***** SUPPLIED MATERIAL

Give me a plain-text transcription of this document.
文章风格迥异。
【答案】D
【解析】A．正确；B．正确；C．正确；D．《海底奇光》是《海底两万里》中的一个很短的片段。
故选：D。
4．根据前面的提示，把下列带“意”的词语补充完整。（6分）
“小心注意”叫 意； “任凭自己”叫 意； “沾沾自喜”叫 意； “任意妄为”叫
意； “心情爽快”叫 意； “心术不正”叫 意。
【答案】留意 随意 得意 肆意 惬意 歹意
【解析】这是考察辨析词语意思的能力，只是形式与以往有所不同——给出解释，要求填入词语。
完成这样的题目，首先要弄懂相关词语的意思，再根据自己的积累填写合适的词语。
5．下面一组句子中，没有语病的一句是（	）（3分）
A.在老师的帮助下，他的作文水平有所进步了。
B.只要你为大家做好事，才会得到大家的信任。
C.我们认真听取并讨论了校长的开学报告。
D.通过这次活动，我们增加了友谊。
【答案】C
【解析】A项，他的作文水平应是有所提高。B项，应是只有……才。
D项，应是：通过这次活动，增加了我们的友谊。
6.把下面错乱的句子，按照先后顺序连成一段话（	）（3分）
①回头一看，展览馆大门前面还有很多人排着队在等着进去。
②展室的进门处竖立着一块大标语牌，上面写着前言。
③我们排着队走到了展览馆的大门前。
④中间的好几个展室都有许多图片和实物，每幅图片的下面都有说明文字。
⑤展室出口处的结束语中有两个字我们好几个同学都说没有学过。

**********

## THE REQUEST
Write an exact transcription of every entry above.

## WRITTEN RESPONSE
Give me a plain-text transcription of this document.
文章风格迥异。
【答案】D
【解析】A．正确；B．正确；C．正确；D．《海底奇光》是《海底两万里》中的一个很短的片段。
故选：D。
4．根据前面的提示，把下列带“意”的词语补充完整。（6分）
“小心注意”叫 意； “任凭自己”叫 意； “沾沾自喜”叫 意； “任意妄为”叫
意； “心情爽快”叫 意； “心术不正”叫 意。
【答案】留意 随意 得意 肆意 惬意 歹意
【解析】这是考察辨析词语意思的能力，只是形式与以往有所不同——给出解释，要求填入词语。
完成这样的题目，首先要弄懂相关词语的意思，再根据自己的积累填写合适的词语。
5．下面一组句子中，没有语病的一句是（	）（3分）
A.在老师的帮助下，他的作文水平有所进步了。
B.只要你为大家做好事，才会得到大家的信任。
C.我们认真听取并讨论了校长的开学报告。
D.通过这次活动，我们增加了友谊。
【答案】C
【解析】A项，他的作文水平应是有所提高。B项，应是只有……才。
D项，应是：通过这次活动，增加了我们的友谊。
6.把下面错乱的句子，按照先后顺序连成一段话（	）（3分）
①回头一看，展览馆大门前面还有很多人排着队在等着进去。
②展室的进门处竖立着一块大标语牌，上面写着前言。
③我们排着队走到了展览馆的大门前。
④中间的好几个展室都有许多图片和实物，每幅图片的下面都有说明文字。
⑤展室出口处的结束语中有两个字我们好几个同学都说没有学过。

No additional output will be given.